- _Aufgabe A_: Zitieren Sie aus dem Text zur deutschen Flottenpolitik alles von „Ob sie bewusst“ bis hinunter zu „neuen Weg finden.“.
- _Aufgabe B_:
Beantworten Sie anhand des Textes zur deutschen Flottenpolitik die folgenden Fragen:
(i) In welchem Jahr wurde die SPD zur stärksten Partei im Reichstag?
(ii) Welchen Zustand beschreibt der Historiker Volker Berghahn als nach 1912 entstanden?
(iii) Wie oft hatten Großbritannien und Frankreich Deutschland in Bezug auf Marokko eine Abfuhr erteilt?

- _Entnommener Text_:
◇ ◇ ◇
Ein Motiv der Weltpolitik und des Flottenbaus bestand darin, das Augenmerk auf die Festigung der nationalen Einheit zu lenken - oder zumindest der Einheit aller besitzenden und mittleren Klassen gegen die wachsende Bedrohung durch das organisierte Proletariat. Doch die riesigen Kosten der Flottenpolitik hatten zu Finanzierungsproblemen geführt. Auch wurde die Stabilität des Regimes durch das Wachstum der Arbeiterklasse bedroht, was sich in der Zunahme der Wählerstimmen für die SPD zeigte. In den Wahlen von 1912 war diese zur stärksten Partei im Reichstag geworden.

Der Führer des Alldeutschen Verbandes beschreibt die vorherrschende Stimmung wie folgt: "Die Besitzenden und Gebildeten fühlen sich politisch enteignet und durch das Votum der Massen zum Schweigen verdammt. Die Unternehmer, die infolge der Entwicklung der vergangenen Jahrzehnte zu den Stützpfeilern unserer Volkswirtschaft geworden sind, sehen sich der Willkür der Arbeiterklasse ausgeliefert, die der Sozialismus treibt." [17]

Der Historiker Volker Berghahn verweist auf einen "Lähmungszustand", der sich nach 1912 entwickelte und die gesamte Ordnung des Reiches bedrohte.

"Die innere Paralyse war kein geeignetes Mittel zur Bewahrung des Status Quo. [...] Konnte vielleicht ein Krieg nach außen als Katalysator für die erneute innenpolitische und internationale Stabilisierung der preußisch-deutschen Monarchie dienen? [...] Diese Idee war einflussreichen Kreisen in Politik und Militär nicht fremd, und die Ereignisse von 1913 hatten viel dazu beigetragen, diese Denkweise zu stärken. Angesichts ihres Gefühls, dass die Zeit davonlaufe, aber auch ihres Bewusstseins, den äußeren und inneren Rivalen gegenüber noch immer im Vorteil zu sein, fühlten sich die konservativen Eliten zunehmend versucht, Gebrauch von ihrer überlegenen Schlagkraft zu machen, bevor es zu spät sein würde." [18]

Ob sie bewusst einen Krieg anstrebten oder nicht - um 1912 war großen Teilen der herrschenden Klassen Deutschlands klar geworden, dass der Versuch, sich durch die Flottenstärke einen "Platz an der Sonne" zu sichern und die älteren imperialistischen Mächte zu Zugeständnissen zu zwingen, in eine Sackgasse geraten war. In Bezug auf Marokko hatte sich Deutschland zweimal zu sichern versucht, was es als sein berechtigtes Wirtschaftsinteresse betrachtete, und zweimal hatten Großbritannien und Frankreich ihm eine Abfuhr erteilt. Man musste einen neuen Weg finden.
◇ ◇ ◇
- _Vorliegende Einträge_:
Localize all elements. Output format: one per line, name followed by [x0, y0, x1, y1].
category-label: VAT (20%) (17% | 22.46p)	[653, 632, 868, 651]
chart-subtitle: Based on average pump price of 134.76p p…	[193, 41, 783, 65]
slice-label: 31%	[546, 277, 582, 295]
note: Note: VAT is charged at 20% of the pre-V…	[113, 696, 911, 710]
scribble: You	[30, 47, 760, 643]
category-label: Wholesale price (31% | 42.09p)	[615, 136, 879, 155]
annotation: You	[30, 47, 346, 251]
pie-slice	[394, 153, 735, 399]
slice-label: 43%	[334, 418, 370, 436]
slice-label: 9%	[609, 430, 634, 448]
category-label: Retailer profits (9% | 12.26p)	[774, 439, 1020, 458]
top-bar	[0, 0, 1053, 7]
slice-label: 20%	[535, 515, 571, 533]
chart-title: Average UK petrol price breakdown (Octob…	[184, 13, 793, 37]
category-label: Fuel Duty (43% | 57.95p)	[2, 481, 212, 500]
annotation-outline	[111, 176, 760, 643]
◇ ◇ ◇
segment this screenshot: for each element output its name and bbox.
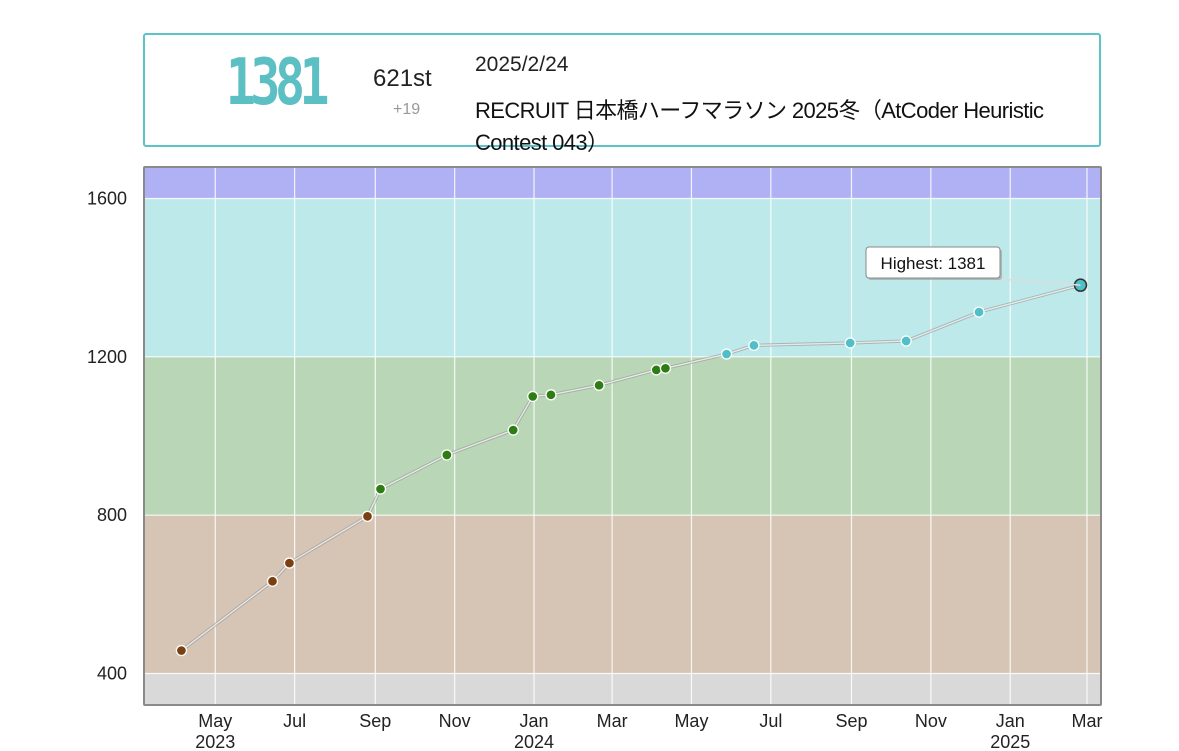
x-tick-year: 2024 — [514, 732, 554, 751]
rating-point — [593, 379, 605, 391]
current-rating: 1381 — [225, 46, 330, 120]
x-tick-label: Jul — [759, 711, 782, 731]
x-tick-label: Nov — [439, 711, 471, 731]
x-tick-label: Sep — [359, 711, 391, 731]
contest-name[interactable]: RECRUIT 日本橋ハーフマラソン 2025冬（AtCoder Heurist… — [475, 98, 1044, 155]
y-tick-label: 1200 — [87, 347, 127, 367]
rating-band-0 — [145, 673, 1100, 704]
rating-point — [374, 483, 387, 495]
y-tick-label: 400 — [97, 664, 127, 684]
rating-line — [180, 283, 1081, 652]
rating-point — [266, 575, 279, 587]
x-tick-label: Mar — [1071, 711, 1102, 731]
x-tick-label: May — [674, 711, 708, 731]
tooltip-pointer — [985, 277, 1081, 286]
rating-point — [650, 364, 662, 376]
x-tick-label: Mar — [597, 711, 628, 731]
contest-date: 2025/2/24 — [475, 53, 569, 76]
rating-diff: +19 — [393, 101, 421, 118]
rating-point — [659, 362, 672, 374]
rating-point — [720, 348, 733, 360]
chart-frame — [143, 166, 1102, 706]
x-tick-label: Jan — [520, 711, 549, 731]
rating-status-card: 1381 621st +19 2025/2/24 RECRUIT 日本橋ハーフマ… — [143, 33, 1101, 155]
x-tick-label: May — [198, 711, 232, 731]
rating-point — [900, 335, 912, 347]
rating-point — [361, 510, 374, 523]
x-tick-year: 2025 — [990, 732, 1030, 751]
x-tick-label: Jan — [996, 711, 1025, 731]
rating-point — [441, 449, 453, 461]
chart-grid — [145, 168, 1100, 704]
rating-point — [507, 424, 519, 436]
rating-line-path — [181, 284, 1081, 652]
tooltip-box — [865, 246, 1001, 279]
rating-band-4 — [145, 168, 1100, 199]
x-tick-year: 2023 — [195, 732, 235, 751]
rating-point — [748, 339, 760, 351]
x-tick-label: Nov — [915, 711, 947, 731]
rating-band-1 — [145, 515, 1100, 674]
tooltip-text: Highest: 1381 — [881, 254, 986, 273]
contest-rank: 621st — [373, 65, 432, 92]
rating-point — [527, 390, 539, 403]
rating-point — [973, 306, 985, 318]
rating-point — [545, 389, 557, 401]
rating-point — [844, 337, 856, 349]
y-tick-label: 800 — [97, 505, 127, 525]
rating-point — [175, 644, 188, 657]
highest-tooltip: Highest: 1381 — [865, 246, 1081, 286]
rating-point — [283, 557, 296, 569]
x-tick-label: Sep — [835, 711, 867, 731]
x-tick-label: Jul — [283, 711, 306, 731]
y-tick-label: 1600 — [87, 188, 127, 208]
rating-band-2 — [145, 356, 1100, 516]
◇ ◇ ◇
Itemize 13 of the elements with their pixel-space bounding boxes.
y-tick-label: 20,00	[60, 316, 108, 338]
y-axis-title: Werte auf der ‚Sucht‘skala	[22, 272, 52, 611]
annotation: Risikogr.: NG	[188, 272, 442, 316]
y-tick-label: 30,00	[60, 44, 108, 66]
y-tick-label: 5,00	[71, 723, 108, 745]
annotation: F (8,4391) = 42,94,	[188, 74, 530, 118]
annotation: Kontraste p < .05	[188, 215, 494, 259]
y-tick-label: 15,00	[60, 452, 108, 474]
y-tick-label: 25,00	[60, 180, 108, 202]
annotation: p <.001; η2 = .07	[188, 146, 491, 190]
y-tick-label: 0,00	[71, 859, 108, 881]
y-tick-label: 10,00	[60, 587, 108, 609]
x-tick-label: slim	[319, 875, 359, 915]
◇ ◇ ◇
- _Übungsergebnis A_:
Ob sie bewusst einen Krieg anstrebten oder nicht - um 1912 war großen Teilen der herrschenden Klassen Deutschlands klar geworden, dass der Versuch, sich durch die Flottenstärke einen "Platz an der Sonne" zu sichern und die älteren imperialistischen Mächte zu Zugeständnissen zu zwingen, in eine Sackgasse geraten war. In Bezug auf Marokko hatte sich Deutschland zweimal zu sichern versucht, was es als sein berechtigtes Wirtschaftsinteresse betrachtete, und zweimal hatten Großbritannien und Frankreich ihm eine Abfuhr erteilt. Man musste einen neuen Weg finden.

- _Übungsergebnis B_:
(i) Die SPD wurde in den Wahlen von 1912 zur stärksten Partei im Reichstag.
(ii) Er beschreibt einen „Lähmungszustand“, der die gesamte Ordnung des Reiches bedrohte.
(iii) Sie hatten Deutschland zweimal eine Abfuhr erteilt.